- [WHAT THIS TASK INVOLVES]:
Format the rows from the line containing "entry-author: J. Hansen" through the line containing "entry-author: S. Gird" as a JSON list of strings, one string per line, with blank lines left out.

- [EXTRACTED DATA]:
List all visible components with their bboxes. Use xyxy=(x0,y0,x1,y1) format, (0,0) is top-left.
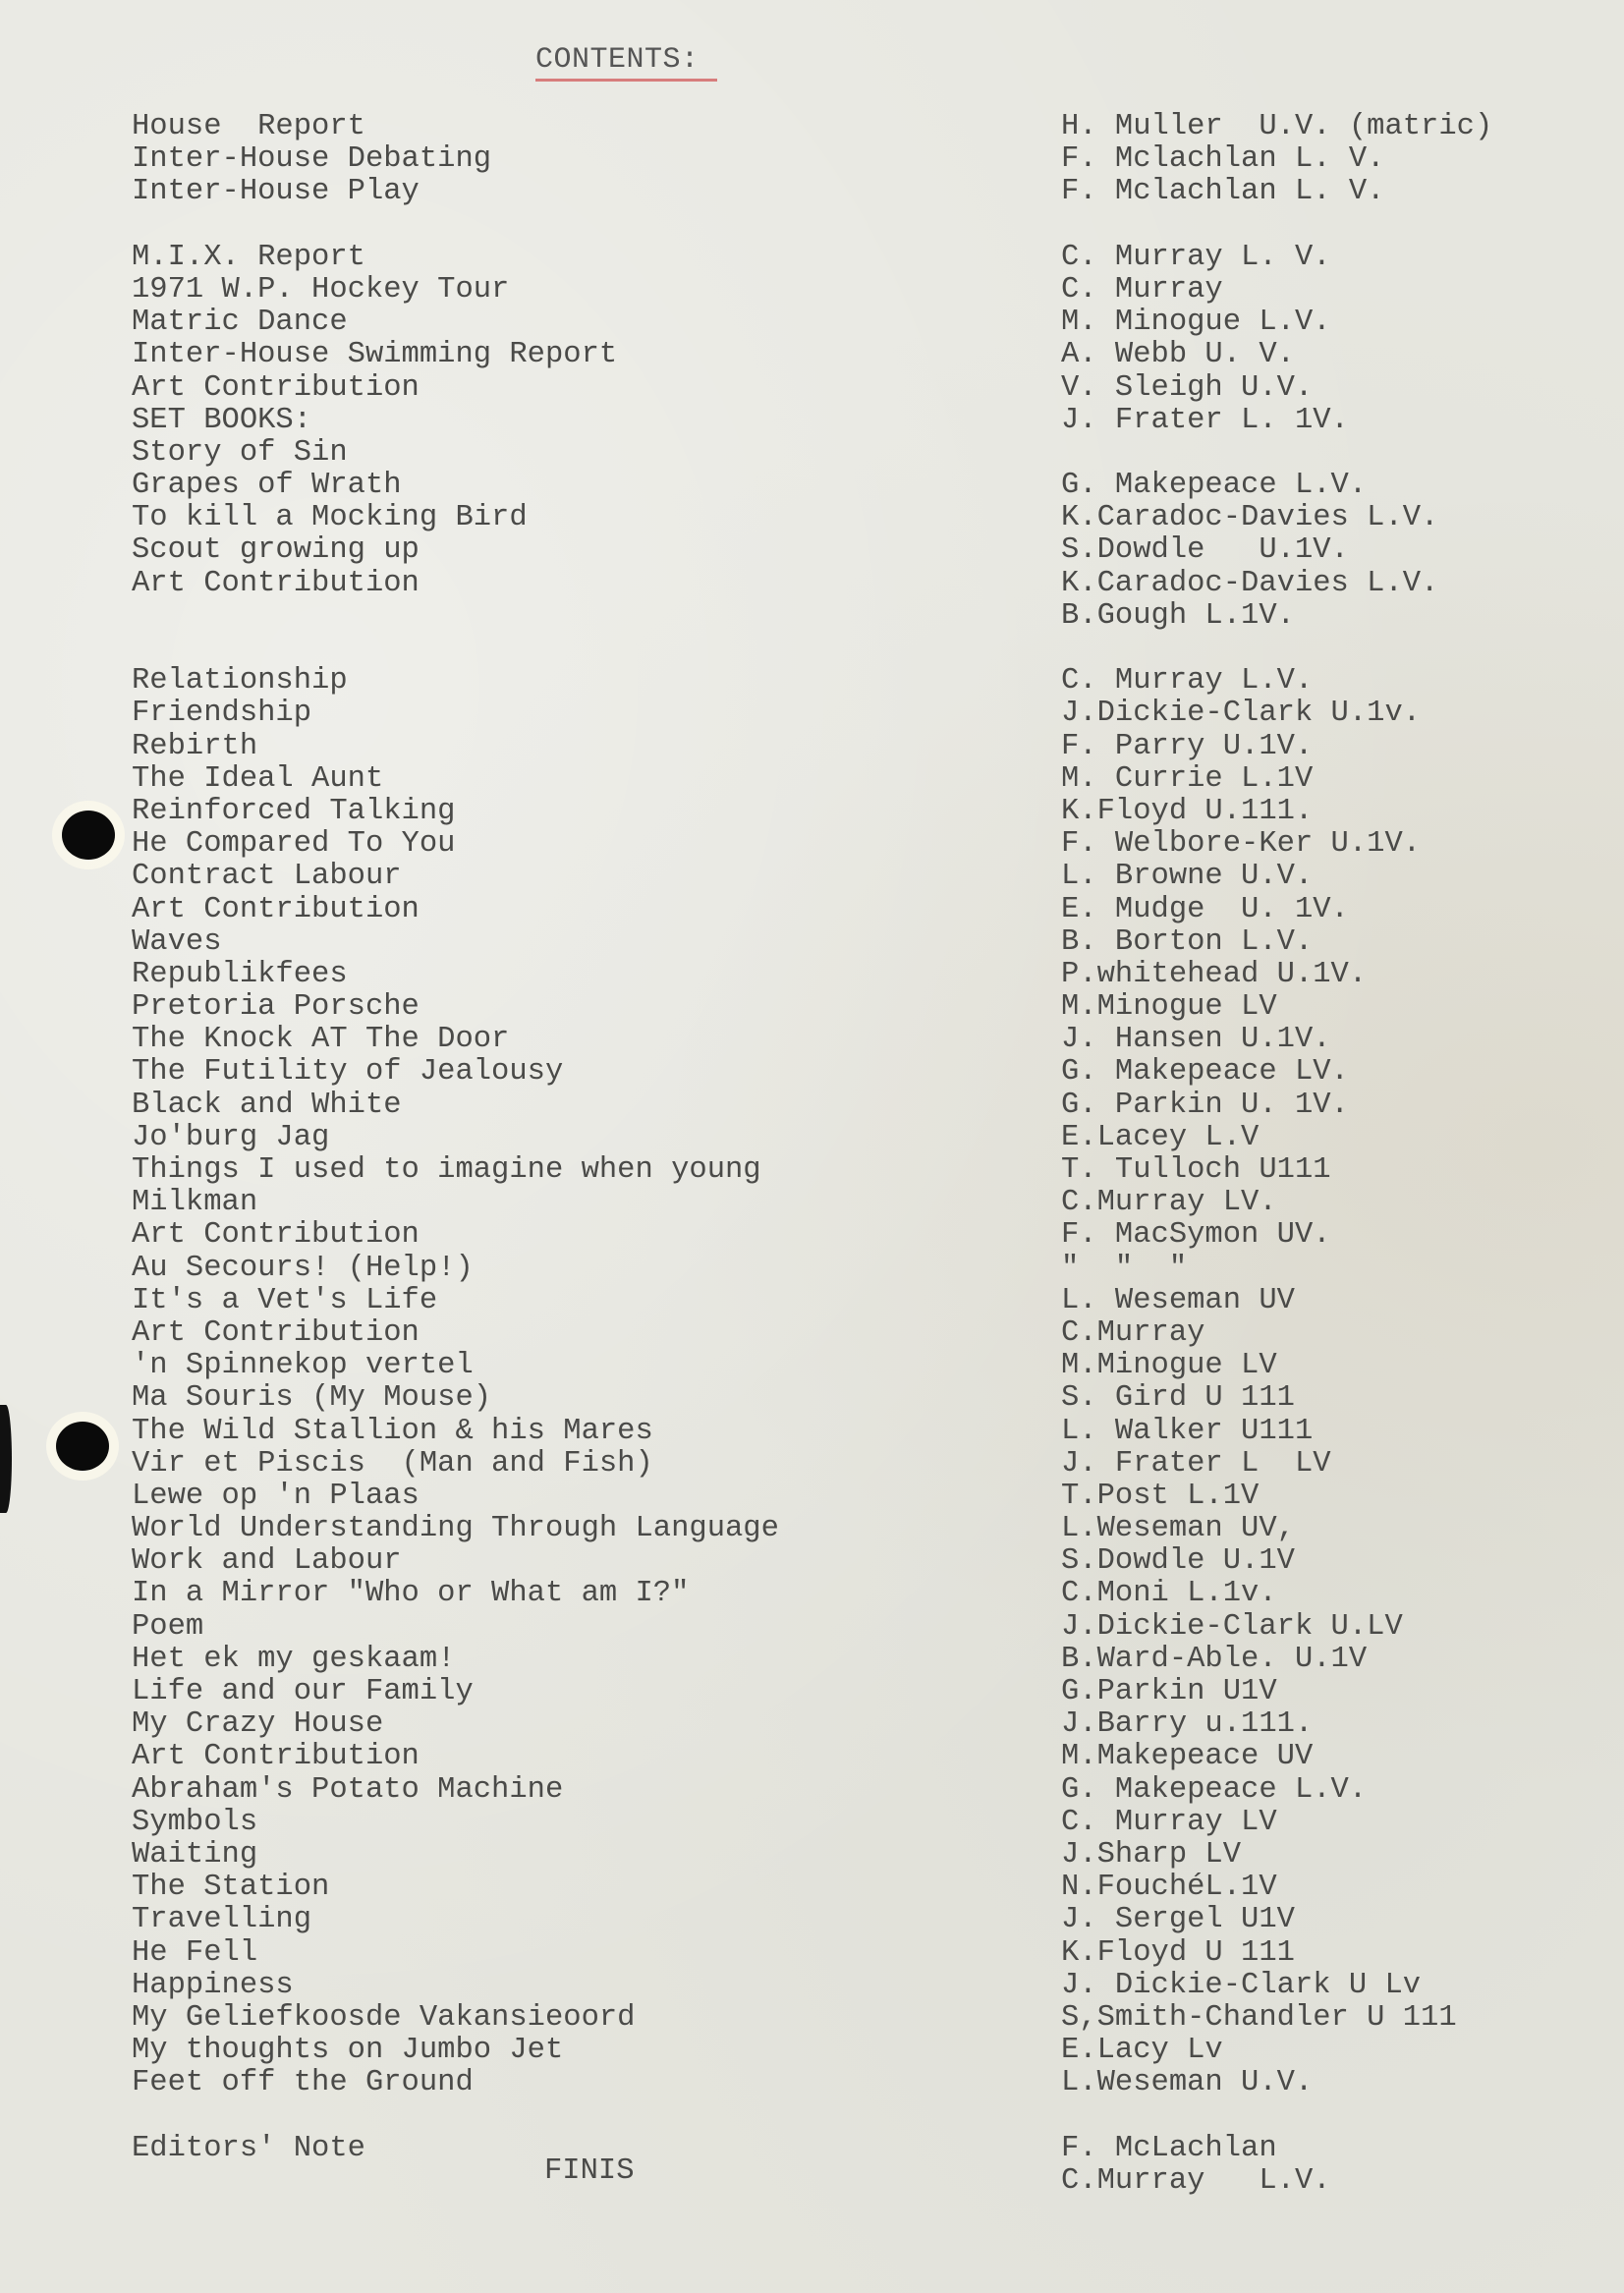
entry-author: J. Hansen U.1V. xyxy=(1061,1024,1492,1056)
entry-author: E.Lacy Lv xyxy=(1061,2035,1492,2067)
entry-author: M.Minogue LV xyxy=(1061,1350,1492,1382)
entry-title: To kill a Mocking Bird xyxy=(132,502,779,534)
entry-title: Matric Dance xyxy=(132,307,779,339)
entry-title: Poem xyxy=(132,1611,779,1644)
entry-title: Reinforced Talking xyxy=(132,796,779,828)
entry-author: G. Parkin U. 1V. xyxy=(1061,1090,1492,1122)
entry-author: G. Makepeace L.V. xyxy=(1061,470,1492,502)
entry-title: Symbols xyxy=(132,1807,779,1839)
finis-footer: FINIS xyxy=(544,2154,635,2188)
entry-title: Waves xyxy=(132,926,779,959)
entry-author: G. Makepeace LV. xyxy=(1061,1056,1492,1089)
entry-title: Happiness xyxy=(132,1970,779,2002)
entry-author: S. Gird U 111 xyxy=(1061,1382,1492,1415)
entry-title: Editors' Note xyxy=(132,2133,779,2165)
entry-author: E. Mudge U. 1V. xyxy=(1061,894,1492,926)
entry-author: S.Dowdle U.1V xyxy=(1061,1545,1492,1578)
entry-title: Relationship xyxy=(132,665,779,698)
entry-title: Republikfees xyxy=(132,959,779,991)
entry-title: M.I.X. Report xyxy=(132,242,779,274)
punch-hole xyxy=(56,1422,109,1471)
entry-title: It's a Vet's Life xyxy=(132,1285,779,1317)
entry-author: F. Mclachlan L. V. xyxy=(1061,143,1492,176)
entry-author: J. Frater L. 1V. xyxy=(1061,405,1492,437)
entry-author: F. Welbore-Ker U.1V. xyxy=(1061,828,1492,861)
entry-title: Work and Labour xyxy=(132,1545,779,1578)
entry-title: Pretoria Porsche xyxy=(132,991,779,1024)
entry-author: C. Murray L.V. xyxy=(1061,665,1492,698)
entry-author: C. Murray LV xyxy=(1061,1807,1492,1839)
punch-hole xyxy=(62,811,115,860)
entry-title: My thoughts on Jumbo Jet xyxy=(132,2035,779,2067)
entry-title: 'n Spinnekop vertel xyxy=(132,1350,779,1382)
entry-title: My Geliefkoosde Vakansieoord xyxy=(132,2002,779,2035)
entry-author: C.Murray L.V. xyxy=(1061,2165,1492,2198)
entry-author: H. Muller U.V. (matric) xyxy=(1061,111,1492,143)
entry-title: House Report xyxy=(132,111,779,143)
entry-title xyxy=(132,2165,779,2198)
entry-title: Art Contribution xyxy=(132,1317,779,1350)
page-title: CONTENTS: xyxy=(535,43,700,77)
entry-title xyxy=(132,600,779,633)
entry-title: My Crazy House xyxy=(132,1708,779,1741)
entry-title: Grapes of Wrath xyxy=(132,470,779,502)
entry-author: C.Murray LV. xyxy=(1061,1187,1492,1219)
entry-title: Friendship xyxy=(132,698,779,730)
entry-author: F. Parry U.1V. xyxy=(1061,731,1492,763)
entry-author: " " " xyxy=(1061,1253,1492,1285)
entry-author: J.Dickie-Clark U.1v. xyxy=(1061,698,1492,730)
entry-author: K.Caradoc-Davies L.V. xyxy=(1061,502,1492,534)
entry-title: Au Secours! (Help!) xyxy=(132,1253,779,1285)
titles-column: House ReportInter-House DebatingInter-Ho… xyxy=(132,111,779,2198)
entry-title: The Ideal Aunt xyxy=(132,763,779,796)
entry-title: Ma Souris (My Mouse) xyxy=(132,1382,779,1415)
section-gap xyxy=(1061,209,1492,242)
entry-title: SET BOOKS: xyxy=(132,405,779,437)
entry-author: K.Floyd U 111 xyxy=(1061,1937,1492,1970)
entry-author: J. Sergel U1V xyxy=(1061,1904,1492,1936)
entry-title: Travelling xyxy=(132,1904,779,1936)
entry-author: L. Browne U.V. xyxy=(1061,861,1492,893)
entry-title: Feet off the Ground xyxy=(132,2067,779,2099)
entry-author: L.Weseman U.V. xyxy=(1061,2067,1492,2099)
entry-title: Story of Sin xyxy=(132,437,779,470)
entry-author: V. Sleigh U.V. xyxy=(1061,372,1492,405)
entry-author: J.Sharp LV xyxy=(1061,1839,1492,1872)
section-gap xyxy=(1061,2099,1492,2132)
entry-title: Abraham's Potato Machine xyxy=(132,1774,779,1807)
entry-title: Black and White xyxy=(132,1090,779,1122)
entry-title: In a Mirror "Who or What am I?" xyxy=(132,1578,779,1610)
entry-author: K.Floyd U.111. xyxy=(1061,796,1492,828)
binder-edge-mark xyxy=(0,1405,12,1513)
entry-author: C.Moni L.1v. xyxy=(1061,1578,1492,1610)
entry-author: F. MacSymon UV. xyxy=(1061,1219,1492,1252)
entry-title: Inter-House Swimming Report xyxy=(132,339,779,371)
entry-title: Contract Labour xyxy=(132,861,779,893)
entry-title: Things I used to imagine when young xyxy=(132,1154,779,1187)
entry-title: Waiting xyxy=(132,1839,779,1872)
entry-author: C. Murray L. V. xyxy=(1061,242,1492,274)
entry-title: Art Contribution xyxy=(132,568,779,600)
entry-author: T.Post L.1V xyxy=(1061,1481,1492,1513)
entry-author: J.Barry u.111. xyxy=(1061,1708,1492,1741)
entry-author: B. Borton L.V. xyxy=(1061,926,1492,959)
entry-title: World Understanding Through Language xyxy=(132,1513,779,1545)
entry-author: C.Murray xyxy=(1061,1317,1492,1350)
entry-title: Art Contribution xyxy=(132,894,779,926)
entry-title: He Compared To You xyxy=(132,828,779,861)
section-gap xyxy=(132,2099,779,2132)
entry-title: The Knock AT The Door xyxy=(132,1024,779,1056)
entry-author: M.Makepeace UV xyxy=(1061,1741,1492,1773)
section-gap xyxy=(1061,633,1492,665)
entry-title: Milkman xyxy=(132,1187,779,1219)
authors-column: H. Muller U.V. (matric)F. Mclachlan L. V… xyxy=(1061,111,1492,2198)
entry-author: P.whitehead U.1V. xyxy=(1061,959,1492,991)
entry-title: Rebirth xyxy=(132,731,779,763)
entry-author: L. Weseman UV xyxy=(1061,1285,1492,1317)
entry-author xyxy=(1061,437,1492,470)
entry-title: The Station xyxy=(132,1872,779,1904)
entry-title: 1971 W.P. Hockey Tour xyxy=(132,274,779,307)
entry-author: C. Murray xyxy=(1061,274,1492,307)
entry-author: G. Makepeace L.V. xyxy=(1061,1774,1492,1807)
entry-author: B.Gough L.1V. xyxy=(1061,600,1492,633)
entry-title: The Futility of Jealousy xyxy=(132,1056,779,1089)
entry-title: Life and our Family xyxy=(132,1676,779,1708)
entry-title: Inter-House Play xyxy=(132,176,779,208)
entry-author: B.Ward-Able. U.1V xyxy=(1061,1644,1492,1676)
entry-author: A. Webb U. V. xyxy=(1061,339,1492,371)
entry-author: J. Frater L LV xyxy=(1061,1448,1492,1481)
entry-title: Scout growing up xyxy=(132,534,779,567)
contents-page: CONTENTS: House ReportInter-House Debati… xyxy=(0,0,1624,2293)
entry-title: Jo'burg Jag xyxy=(132,1122,779,1154)
entry-author: J.Dickie-Clark U.LV xyxy=(1061,1611,1492,1644)
entry-author: L.Weseman UV, xyxy=(1061,1513,1492,1545)
entry-title: Art Contribution xyxy=(132,372,779,405)
entry-author: J. Dickie-Clark U Lv xyxy=(1061,1970,1492,2002)
entry-author: G.Parkin U1V xyxy=(1061,1676,1492,1708)
entry-title: Art Contribution xyxy=(132,1741,779,1773)
section-gap xyxy=(132,209,779,242)
entry-author: N.FouchéL.1V xyxy=(1061,1872,1492,1904)
entry-author: S,Smith-Chandler U 111 xyxy=(1061,2002,1492,2035)
section-gap xyxy=(132,633,779,665)
entry-title: Lewe op 'n Plaas xyxy=(132,1481,779,1513)
entry-author: M. Currie L.1V xyxy=(1061,763,1492,796)
entry-author: F. Mclachlan L. V. xyxy=(1061,176,1492,208)
entry-author: M. Minogue L.V. xyxy=(1061,307,1492,339)
entry-author: K.Caradoc-Davies L.V. xyxy=(1061,568,1492,600)
entry-title: Vir et Piscis (Man and Fish) xyxy=(132,1448,779,1481)
entry-author: S.Dowdle U.1V. xyxy=(1061,534,1492,567)
entry-author: F. McLachlan xyxy=(1061,2133,1492,2165)
entry-title: He Fell xyxy=(132,1937,779,1970)
entry-author: E.Lacey L.V xyxy=(1061,1122,1492,1154)
entry-author: L. Walker U111 xyxy=(1061,1416,1492,1448)
entry-title: Het ek my geskaam! xyxy=(132,1644,779,1676)
entry-author: M.Minogue LV xyxy=(1061,991,1492,1024)
title-underline xyxy=(535,79,717,82)
entry-title: The Wild Stallion & his Mares xyxy=(132,1416,779,1448)
entry-author: T. Tulloch U111 xyxy=(1061,1154,1492,1187)
entry-title: Inter-House Debating xyxy=(132,143,779,176)
entry-title: Art Contribution xyxy=(132,1219,779,1252)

- [SOLUTION FOR THIS PROBLEM]:
[
  "entry-author: J. Hansen U.1V. xyxy=(1061,1024,1492,1056)",
  "entry-author: E.Lacy Lv xyxy=(1061,2035,1492,2067)",
  "entry-author: M.Minogue LV xyxy=(1061,1350,1492,1382)",
  "entry-title: To kill a Mocking Bird xyxy=(132,502,779,534)",
  "entry-title: Matric Dance xyxy=(132,307,779,339)",
  "entry-title: Poem xyxy=(132,1611,779,1644)",
  "entry-title: Reinforced Talking xyxy=(132,796,779,828)",
  "entry-author: G. Parkin U. 1V. xyxy=(1061,1090,1492,1122)",
  "entry-author: G. Makepeace L.V. xyxy=(1061,470,1492,502)",
  "entry-title: Symbols xyxy=(132,1807,779,1839)",
  "finis-footer: FINIS xyxy=(544,2154,635,2188)",
  "entry-title: Waves xyxy=(132,926,779,959)",
  "entry-author: G. Makepeace LV. xyxy=(1061,1056,1492,1089)",
  "entry-title: Happiness xyxy=(132,1970,779,2002)",
  "entry-author: S. Gird U 111 xyxy=(1061,1382,1492,1415)"
]